§ ЧТО СДЕЛАТЬ:
Какие три силы, по словам отрывка, есть сейчас, в переходный момент?

§ ОТРЫВОК:
▼

К счастью, я дожила до семидесятых годов, когда выдвиженцы «героических эпох» уже сходят на нет. Нынешняя преступная поросль наверх пока не поднимается. Она ждет своего часа, но он, может, и не наступит. Думаю, что старшие, которые сейчас у кормила, не хотят разгула террора и убийств. Они знают, к чему это приводит, и потому осторожны. Молодые, не бывшие свидетелями страшных лет, способны на все, но пока не дорвались до власти... Сейчас переходный момент, и от того, как повернется дальше, зависит все. Есть слабые ростки добра, ослабевшее зло и новое зло, еще набирающее силы. Кто победит завтра, сказать нельзя. И не следует утешать себя тем, что зло ослабело. Оно и ослабевшее способно натворить непоправимые беды. В старину говорили «под занавес»... Необходима невероятная осторожность, чтобы под занавес не совершилось непоправимое, а это может произойти, а также чтобы не прорвалось наверх новое зло, которое готовит новые соблазны и новые слова.

▲

§ Сохраненные данные:
▼

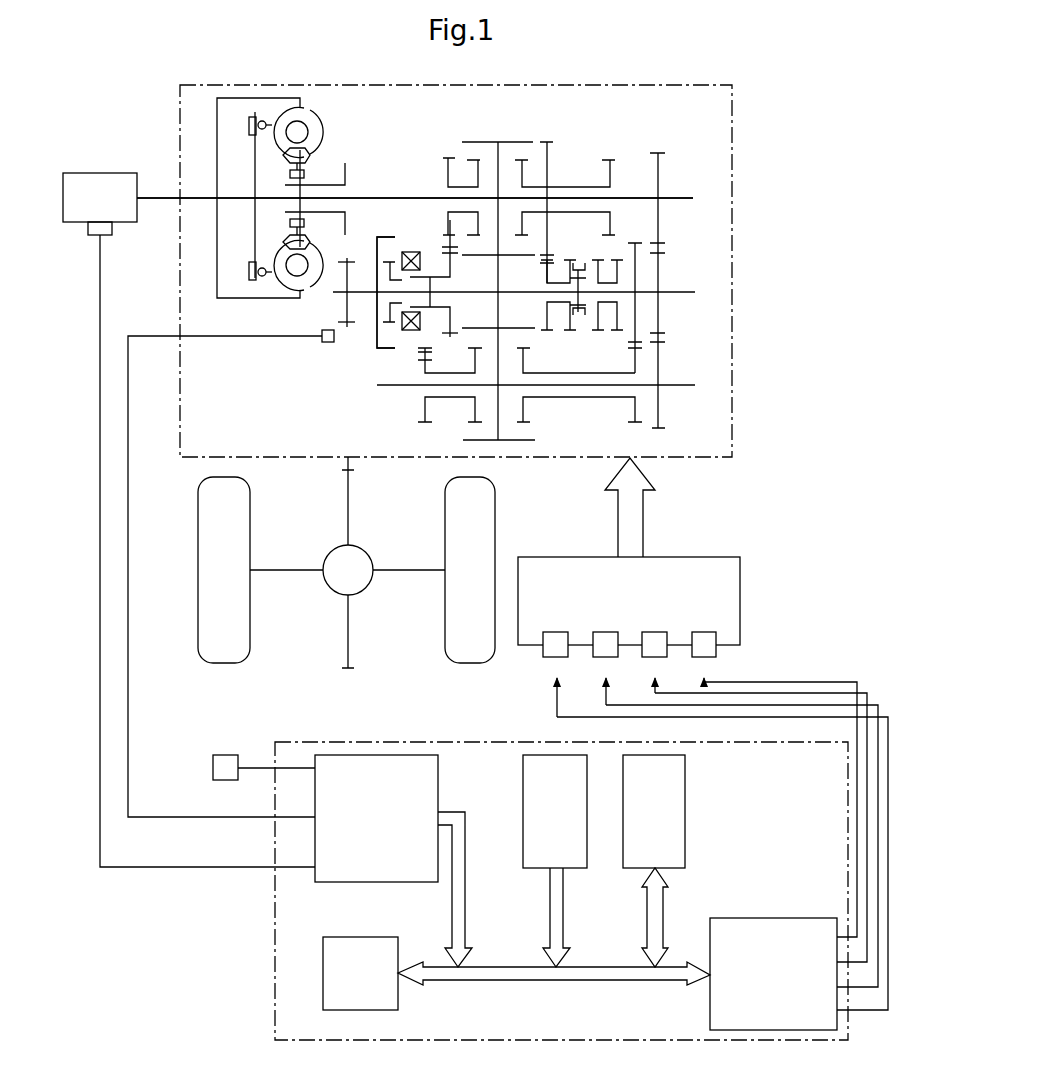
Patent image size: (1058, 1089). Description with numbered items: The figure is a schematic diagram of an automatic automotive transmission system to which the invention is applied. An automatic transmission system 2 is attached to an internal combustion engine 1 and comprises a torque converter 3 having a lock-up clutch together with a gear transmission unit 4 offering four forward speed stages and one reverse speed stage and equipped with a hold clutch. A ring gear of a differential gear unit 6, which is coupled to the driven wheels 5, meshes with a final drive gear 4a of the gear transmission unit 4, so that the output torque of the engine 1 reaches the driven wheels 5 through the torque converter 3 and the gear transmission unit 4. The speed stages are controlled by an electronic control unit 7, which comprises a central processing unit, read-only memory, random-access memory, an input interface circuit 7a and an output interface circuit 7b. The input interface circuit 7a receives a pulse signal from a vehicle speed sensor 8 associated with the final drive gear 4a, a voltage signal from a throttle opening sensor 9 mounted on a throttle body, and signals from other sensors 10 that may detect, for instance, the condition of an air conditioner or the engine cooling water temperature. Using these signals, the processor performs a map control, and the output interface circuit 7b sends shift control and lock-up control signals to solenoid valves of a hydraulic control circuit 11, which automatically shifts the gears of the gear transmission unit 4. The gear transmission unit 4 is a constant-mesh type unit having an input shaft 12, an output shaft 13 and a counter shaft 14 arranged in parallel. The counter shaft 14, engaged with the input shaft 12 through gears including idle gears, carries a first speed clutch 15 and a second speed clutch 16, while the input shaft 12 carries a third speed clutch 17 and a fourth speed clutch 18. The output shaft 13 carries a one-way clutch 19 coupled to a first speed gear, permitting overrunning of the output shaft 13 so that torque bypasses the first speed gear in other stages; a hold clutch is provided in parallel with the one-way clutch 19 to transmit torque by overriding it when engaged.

The internal combustion engine 1 is at (100, 173).
The automatic transmission system 2 is at (732, 290).
The torque converter 3 is at (326, 129).
The gear transmission unit 4 is at (558, 130).
The final drive gear 4a is at (345, 300).
The driven wheels 5 is at (250, 637).
The differential gear unit 6 is at (367, 553).
The control unit 7 is at (410, 742).
The input interface circuit 7a is at (438, 775).
The output interface circuit 7b is at (735, 918).
The vehicle speed sensor 8 is at (330, 343).
The throttle opening sensor 9 is at (112, 228).
The other sensors 10 is at (213, 770).
The hydraulic control circuit 11 is at (740, 583).
The input shaft 12 is at (693, 198).
The output shaft 13 is at (695, 292).
The counter shaft 14 is at (695, 385).
The first speed clutch 15 is at (460, 433).
The second speed clutch 16 is at (540, 433).
The third speed clutch 17 is at (471, 138).
The fourth speed clutch 18 is at (515, 138).
The one-way clutch 19 is at (406, 248).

▲

§ ОТВЕТ:
Слабые ростки добра, ослабевшее зло и новое зло, еще набирающее силы.